**Prompt:** Send back the entries below exactly as they appear.

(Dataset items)
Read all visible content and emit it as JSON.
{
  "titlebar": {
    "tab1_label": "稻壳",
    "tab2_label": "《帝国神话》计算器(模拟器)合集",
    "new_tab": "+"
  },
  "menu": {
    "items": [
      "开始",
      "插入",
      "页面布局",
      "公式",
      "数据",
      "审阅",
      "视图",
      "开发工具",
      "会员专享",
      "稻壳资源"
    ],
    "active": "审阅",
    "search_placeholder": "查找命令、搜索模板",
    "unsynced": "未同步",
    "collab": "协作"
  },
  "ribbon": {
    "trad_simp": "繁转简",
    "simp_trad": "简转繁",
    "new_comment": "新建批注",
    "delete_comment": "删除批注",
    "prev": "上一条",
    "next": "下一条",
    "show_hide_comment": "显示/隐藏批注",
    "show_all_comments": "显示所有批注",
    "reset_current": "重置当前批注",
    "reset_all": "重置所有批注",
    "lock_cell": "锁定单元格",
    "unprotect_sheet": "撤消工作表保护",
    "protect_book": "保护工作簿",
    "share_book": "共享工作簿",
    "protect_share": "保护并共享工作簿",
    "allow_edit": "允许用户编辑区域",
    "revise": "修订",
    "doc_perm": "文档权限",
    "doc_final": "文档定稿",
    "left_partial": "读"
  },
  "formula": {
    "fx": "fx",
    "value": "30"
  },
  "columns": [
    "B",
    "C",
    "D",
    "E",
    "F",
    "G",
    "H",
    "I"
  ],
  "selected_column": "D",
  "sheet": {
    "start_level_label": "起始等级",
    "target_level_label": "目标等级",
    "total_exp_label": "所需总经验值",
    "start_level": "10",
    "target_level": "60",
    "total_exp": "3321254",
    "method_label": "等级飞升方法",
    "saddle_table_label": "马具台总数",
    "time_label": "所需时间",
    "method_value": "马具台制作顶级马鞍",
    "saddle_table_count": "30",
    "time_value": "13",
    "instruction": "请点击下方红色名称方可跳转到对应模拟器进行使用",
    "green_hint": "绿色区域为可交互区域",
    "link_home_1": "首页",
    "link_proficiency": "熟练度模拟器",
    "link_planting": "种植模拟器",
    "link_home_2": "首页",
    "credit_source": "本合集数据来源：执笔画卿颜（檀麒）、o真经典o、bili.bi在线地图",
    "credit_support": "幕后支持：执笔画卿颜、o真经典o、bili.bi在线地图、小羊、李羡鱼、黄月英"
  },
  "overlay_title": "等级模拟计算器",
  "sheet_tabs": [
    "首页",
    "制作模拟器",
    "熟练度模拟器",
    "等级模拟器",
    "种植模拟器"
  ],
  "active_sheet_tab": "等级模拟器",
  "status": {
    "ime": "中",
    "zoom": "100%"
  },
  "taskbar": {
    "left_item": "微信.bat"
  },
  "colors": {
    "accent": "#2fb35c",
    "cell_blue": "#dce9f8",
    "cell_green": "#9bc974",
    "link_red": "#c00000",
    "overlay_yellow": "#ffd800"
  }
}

**Reply:**
Read all visible content and emit it as JSON.
{
  "titlebar": {
    "tab1_label": "稻壳",
    "tab2_label": "《帝国神话》计算器(模拟器)合集",
    "new_tab": "+"
  },
  "menu": {
    "items": [
      "开始",
      "插入",
      "页面布局",
      "公式",
      "数据",
      "审阅",
      "视图",
      "开发工具",
      "会员专享",
      "稻壳资源"
    ],
    "active": "审阅",
    "search_placeholder": "查找命令、搜索模板",
    "unsynced": "未同步",
    "collab": "协作"
  },
  "ribbon": {
    "trad_simp": "繁转简",
    "simp_trad": "简转繁",
    "new_comment": "新建批注",
    "delete_comment": "删除批注",
    "prev": "上一条",
    "next": "下一条",
    "show_hide_comment": "显示/隐藏批注",
    "show_all_comments": "显示所有批注",
    "reset_current": "重置当前批注",
    "reset_all": "重置所有批注",
    "lock_cell": "锁定单元格",
    "unprotect_sheet": "撤消工作表保护",
    "protect_book": "保护工作簿",
    "share_book": "共享工作簿",
    "protect_share": "保护并共享工作簿",
    "allow_edit": "允许用户编辑区域",
    "revise": "修订",
    "doc_perm": "文档权限",
    "doc_final": "文档定稿",
    "left_partial": "读"
  },
  "formula": {
    "fx": "fx",
    "value": "30"
  },
  "columns": [
    "B",
    "C",
    "D",
    "E",
    "F",
    "G",
    "H",
    "I"
  ],
  "selected_column": "D",
  "sheet": {
    "start_level_label": "起始等级",
    "target_level_label": "目标等级",
    "total_exp_label": "所需总经验值",
    "start_level": "10",
    "target_level": "60",
    "total_exp": "3321254",
    "method_label": "等级飞升方法",
    "saddle_table_label": "马具台总数",
    "time_label": "所需时间",
    "method_value": "马具台制作顶级马鞍",
    "saddle_table_count": "30",
    "time_value": "13",
    "instruction": "请点击下方红色名称方可跳转到对应模拟器进行使用",
    "green_hint": "绿色区域为可交互区域",
    "link_home_1": "首页",
    "link_proficiency": "熟练度模拟器",
    "link_planting": "种植模拟器",
    "link_home_2": "首页",
    "credit_source": "本合集数据来源：执笔画卿颜（檀麒）、o真经典o、bili.bi在线地图",
    "credit_support": "幕后支持：执笔画卿颜、o真经典o、bili.bi在线地图、小羊、李羡鱼、黄月英"
  },
  "overlay_title": "等级模拟计算器",
  "sheet_tabs": [
    "首页",
    "制作模拟器",
    "熟练度模拟器",
    "等级模拟器",
    "种植模拟器"
  ],
  "active_sheet_tab": "等级模拟器",
  "status": {
    "ime": "中",
    "zoom": "100%"
  },
  "taskbar": {
    "left_item": "微信.bat"
  },
  "colors": {
    "accent": "#2fb35c",
    "cell_blue": "#dce9f8",
    "cell_green": "#9bc974",
    "link_red": "#c00000",
    "overlay_yellow": "#ffd800"
  }
}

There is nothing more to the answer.